■ The exercise ■
Set down the full listing exactly, character for character.

■ Dataset rows ■
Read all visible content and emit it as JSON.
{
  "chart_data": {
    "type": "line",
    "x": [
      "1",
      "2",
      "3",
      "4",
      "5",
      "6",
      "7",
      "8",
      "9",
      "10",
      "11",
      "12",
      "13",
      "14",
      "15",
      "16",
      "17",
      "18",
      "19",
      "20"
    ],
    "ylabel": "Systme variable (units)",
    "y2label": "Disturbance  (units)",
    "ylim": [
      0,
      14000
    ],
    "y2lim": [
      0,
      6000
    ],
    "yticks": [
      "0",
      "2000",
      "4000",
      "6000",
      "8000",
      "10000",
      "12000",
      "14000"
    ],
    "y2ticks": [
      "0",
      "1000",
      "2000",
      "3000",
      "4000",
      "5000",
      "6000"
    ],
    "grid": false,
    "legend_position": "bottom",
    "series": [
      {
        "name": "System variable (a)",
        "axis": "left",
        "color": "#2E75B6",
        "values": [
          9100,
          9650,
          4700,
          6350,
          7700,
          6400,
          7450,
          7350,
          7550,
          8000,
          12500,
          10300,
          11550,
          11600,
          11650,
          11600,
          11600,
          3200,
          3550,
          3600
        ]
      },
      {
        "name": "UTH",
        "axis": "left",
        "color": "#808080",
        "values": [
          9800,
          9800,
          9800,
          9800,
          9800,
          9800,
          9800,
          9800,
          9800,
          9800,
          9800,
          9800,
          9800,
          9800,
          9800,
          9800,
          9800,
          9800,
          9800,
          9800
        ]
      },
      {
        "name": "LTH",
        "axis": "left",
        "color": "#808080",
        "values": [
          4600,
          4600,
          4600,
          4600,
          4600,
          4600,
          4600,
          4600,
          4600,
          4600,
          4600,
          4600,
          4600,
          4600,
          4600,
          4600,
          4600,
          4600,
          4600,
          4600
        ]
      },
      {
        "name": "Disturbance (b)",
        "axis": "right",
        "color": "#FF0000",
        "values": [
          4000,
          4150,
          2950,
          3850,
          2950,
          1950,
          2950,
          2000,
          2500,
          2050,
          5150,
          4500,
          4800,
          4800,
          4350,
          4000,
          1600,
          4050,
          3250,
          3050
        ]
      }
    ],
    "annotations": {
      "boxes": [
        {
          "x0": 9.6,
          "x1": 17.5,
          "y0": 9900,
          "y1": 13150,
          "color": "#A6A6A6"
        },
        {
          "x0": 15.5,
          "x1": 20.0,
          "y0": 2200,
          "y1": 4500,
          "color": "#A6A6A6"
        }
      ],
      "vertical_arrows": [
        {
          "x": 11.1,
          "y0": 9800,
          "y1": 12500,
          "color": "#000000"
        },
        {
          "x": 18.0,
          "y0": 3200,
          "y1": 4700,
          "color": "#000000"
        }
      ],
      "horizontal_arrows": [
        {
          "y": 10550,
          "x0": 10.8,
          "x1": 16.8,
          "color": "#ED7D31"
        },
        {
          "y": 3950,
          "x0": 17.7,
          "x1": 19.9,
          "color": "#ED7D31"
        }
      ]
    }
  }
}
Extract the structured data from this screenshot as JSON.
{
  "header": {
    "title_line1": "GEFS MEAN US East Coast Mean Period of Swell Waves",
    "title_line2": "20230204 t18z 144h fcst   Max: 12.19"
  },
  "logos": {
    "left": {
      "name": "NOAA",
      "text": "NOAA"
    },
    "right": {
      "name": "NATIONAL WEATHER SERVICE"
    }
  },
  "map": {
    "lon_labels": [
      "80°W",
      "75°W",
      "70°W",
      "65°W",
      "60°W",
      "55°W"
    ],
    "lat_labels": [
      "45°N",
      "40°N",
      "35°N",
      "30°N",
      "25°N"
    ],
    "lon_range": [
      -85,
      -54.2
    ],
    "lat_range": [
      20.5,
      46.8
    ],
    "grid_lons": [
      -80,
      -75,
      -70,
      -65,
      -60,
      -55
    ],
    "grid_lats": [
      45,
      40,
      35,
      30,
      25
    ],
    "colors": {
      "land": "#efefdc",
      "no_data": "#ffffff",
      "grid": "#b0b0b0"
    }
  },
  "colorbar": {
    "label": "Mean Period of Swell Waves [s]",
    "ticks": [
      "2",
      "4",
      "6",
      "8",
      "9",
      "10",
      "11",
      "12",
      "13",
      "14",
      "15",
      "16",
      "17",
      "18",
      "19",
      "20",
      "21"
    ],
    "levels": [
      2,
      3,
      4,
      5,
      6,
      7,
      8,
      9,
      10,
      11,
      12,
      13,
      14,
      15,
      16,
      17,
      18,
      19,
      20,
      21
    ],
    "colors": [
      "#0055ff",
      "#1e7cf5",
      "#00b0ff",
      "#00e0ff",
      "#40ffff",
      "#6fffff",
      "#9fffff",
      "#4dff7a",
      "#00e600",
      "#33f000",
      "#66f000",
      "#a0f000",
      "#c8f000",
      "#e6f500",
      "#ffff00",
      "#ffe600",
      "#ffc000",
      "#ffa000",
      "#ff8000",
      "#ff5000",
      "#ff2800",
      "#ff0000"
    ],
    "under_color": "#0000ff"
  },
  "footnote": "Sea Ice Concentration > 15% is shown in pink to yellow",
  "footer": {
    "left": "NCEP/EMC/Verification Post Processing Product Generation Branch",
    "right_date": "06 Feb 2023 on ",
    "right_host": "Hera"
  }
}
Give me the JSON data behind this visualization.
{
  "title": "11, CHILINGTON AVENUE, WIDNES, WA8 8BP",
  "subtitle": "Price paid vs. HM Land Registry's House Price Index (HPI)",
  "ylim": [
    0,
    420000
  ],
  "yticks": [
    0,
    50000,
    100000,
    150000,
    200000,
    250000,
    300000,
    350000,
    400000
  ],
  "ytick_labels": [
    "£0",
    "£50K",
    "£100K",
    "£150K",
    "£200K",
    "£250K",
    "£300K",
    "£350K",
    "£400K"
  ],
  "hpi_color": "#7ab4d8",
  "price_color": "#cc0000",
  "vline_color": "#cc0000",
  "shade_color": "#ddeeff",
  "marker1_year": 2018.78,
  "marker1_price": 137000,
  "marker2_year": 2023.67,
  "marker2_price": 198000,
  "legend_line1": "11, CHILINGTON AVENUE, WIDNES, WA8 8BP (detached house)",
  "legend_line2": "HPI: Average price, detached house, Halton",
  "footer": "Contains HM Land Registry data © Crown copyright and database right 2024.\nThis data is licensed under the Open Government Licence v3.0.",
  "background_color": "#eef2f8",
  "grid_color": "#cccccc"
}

■ Task answer ■
Read all visible content and emit it as JSON.
{
  "chart_data": {
    "type": "line",
    "x": [
      "1",
      "2",
      "3",
      "4",
      "5",
      "6",
      "7",
      "8",
      "9",
      "10",
      "11",
      "12",
      "13",
      "14",
      "15",
      "16",
      "17",
      "18",
      "19",
      "20"
    ],
    "ylabel": "Systme variable (units)",
    "y2label": "Disturbance  (units)",
    "ylim": [
      0,
      14000
    ],
    "y2lim": [
      0,
      6000
    ],
    "yticks": [
      "0",
      "2000",
      "4000",
      "6000",
      "8000",
      "10000",
      "12000",
      "14000"
    ],
    "y2ticks": [
      "0",
      "1000",
      "2000",
      "3000",
      "4000",
      "5000",
      "6000"
    ],
    "grid": false,
    "legend_position": "bottom",
    "series": [
      {
        "name": "System variable (a)",
        "axis": "left",
        "color": "#2E75B6",
        "values": [
          9100,
          9650,
          4700,
          6350,
          7700,
          6400,
          7450,
          7350,
          7550,
          8000,
          12500,
          10300,
          11550,
          11600,
          11650,
          11600,
          11600,
          3200,
          3550,
          3600
        ]
      },
      {
        "name": "UTH",
        "axis": "left",
        "color": "#808080",
        "values": [
          9800,
          9800,
          9800,
          9800,
          9800,
          9800,
          9800,
          9800,
          9800,
          9800,
          9800,
          9800,
          9800,
          9800,
          9800,
          9800,
          9800,
          9800,
          9800,
          9800
        ]
      },
      {
        "name": "LTH",
        "axis": "left",
        "color": "#808080",
        "values": [
          4600,
          4600,
          4600,
          4600,
          4600,
          4600,
          4600,
          4600,
          4600,
          4600,
          4600,
          4600,
          4600,
          4600,
          4600,
          4600,
          4600,
          4600,
          4600,
          4600
        ]
      },
      {
        "name": "Disturbance (b)",
        "axis": "right",
        "color": "#FF0000",
        "values": [
          4000,
          4150,
          2950,
          3850,
          2950,
          1950,
          2950,
          2000,
          2500,
          2050,
          5150,
          4500,
          4800,
          4800,
          4350,
          4000,
          1600,
          4050,
          3250,
          3050
        ]
      }
    ],
    "annotations": {
      "boxes": [
        {
          "x0": 9.6,
          "x1": 17.5,
          "y0": 9900,
          "y1": 13150,
          "color": "#A6A6A6"
        },
        {
          "x0": 15.5,
          "x1": 20.0,
          "y0": 2200,
          "y1": 4500,
          "color": "#A6A6A6"
        }
      ],
      "vertical_arrows": [
        {
          "x": 11.1,
          "y0": 9800,
          "y1": 12500,
          "color": "#000000"
        },
        {
          "x": 18.0,
          "y0": 3200,
          "y1": 4700,
          "color": "#000000"
        }
      ],
      "horizontal_arrows": [
        {
          "y": 10550,
          "x0": 10.8,
          "x1": 16.8,
          "color": "#ED7D31"
        },
        {
          "y": 3950,
          "x0": 17.7,
          "x1": 19.9,
          "color": "#ED7D31"
        }
      ]
    }
  }
}
Extract the structured data from this screenshot as JSON.
{
  "header": {
    "title_line1": "GEFS MEAN US East Coast Mean Period of Swell Waves",
    "title_line2": "20230204 t18z 144h fcst   Max: 12.19"
  },
  "logos": {
    "left": {
      "name": "NOAA",
      "text": "NOAA"
    },
    "right": {
      "name": "NATIONAL WEATHER SERVICE"
    }
  },
  "map": {
    "lon_labels": [
      "80°W",
      "75°W",
      "70°W",
      "65°W",
      "60°W",
      "55°W"
    ],
    "lat_labels": [
      "45°N",
      "40°N",
      "35°N",
      "30°N",
      "25°N"
    ],
    "lon_range": [
      -85,
      -54.2
    ],
    "lat_range": [
      20.5,
      46.8
    ],
    "grid_lons": [
      -80,
      -75,
      -70,
      -65,
      -60,
      -55
    ],
    "grid_lats": [
      45,
      40,
      35,
      30,
      25
    ],
    "colors": {
      "land": "#efefdc",
      "no_data": "#ffffff",
      "grid": "#b0b0b0"
    }
  },
  "colorbar": {
    "label": "Mean Period of Swell Waves [s]",
    "ticks": [
      "2",
      "4",
      "6",
      "8",
      "9",
      "10",
      "11",
      "12",
      "13",
      "14",
      "15",
      "16",
      "17",
      "18",
      "19",
      "20",
      "21"
    ],
    "levels": [
      2,
      3,
      4,
      5,
      6,
      7,
      8,
      9,
      10,
      11,
      12,
      13,
      14,
      15,
      16,
      17,
      18,
      19,
      20,
      21
    ],
    "colors": [
      "#0055ff",
      "#1e7cf5",
      "#00b0ff",
      "#00e0ff",
      "#40ffff",
      "#6fffff",
      "#9fffff",
      "#4dff7a",
      "#00e600",
      "#33f000",
      "#66f000",
      "#a0f000",
      "#c8f000",
      "#e6f500",
      "#ffff00",
      "#ffe600",
      "#ffc000",
      "#ffa000",
      "#ff8000",
      "#ff5000",
      "#ff2800",
      "#ff0000"
    ],
    "under_color": "#0000ff"
  },
  "footnote": "Sea Ice Concentration > 15% is shown in pink to yellow",
  "footer": {
    "left": "NCEP/EMC/Verification Post Processing Product Generation Branch",
    "right_date": "06 Feb 2023 on ",
    "right_host": "Hera"
  }
}
Give me the JSON data behind this visualization.
{
  "title": "11, CHILINGTON AVENUE, WIDNES, WA8 8BP",
  "subtitle": "Price paid vs. HM Land Registry's House Price Index (HPI)",
  "ylim": [
    0,
    420000
  ],
  "yticks": [
    0,
    50000,
    100000,
    150000,
    200000,
    250000,
    300000,
    350000,
    400000
  ],
  "ytick_labels": [
    "£0",
    "£50K",
    "£100K",
    "£150K",
    "£200K",
    "£250K",
    "£300K",
    "£350K",
    "£400K"
  ],
  "hpi_color": "#7ab4d8",
  "price_color": "#cc0000",
  "vline_color": "#cc0000",
  "shade_color": "#ddeeff",
  "marker1_year": 2018.78,
  "marker1_price": 137000,
  "marker2_year": 2023.67,
  "marker2_price": 198000,
  "legend_line1": "11, CHILINGTON AVENUE, WIDNES, WA8 8BP (detached house)",
  "legend_line2": "HPI: Average price, detached house, Halton",
  "footer": "Contains HM Land Registry data © Crown copyright and database right 2024.\nThis data is licensed under the Open Government Licence v3.0.",
  "background_color": "#eef2f8",
  "grid_color": "#cccccc"
}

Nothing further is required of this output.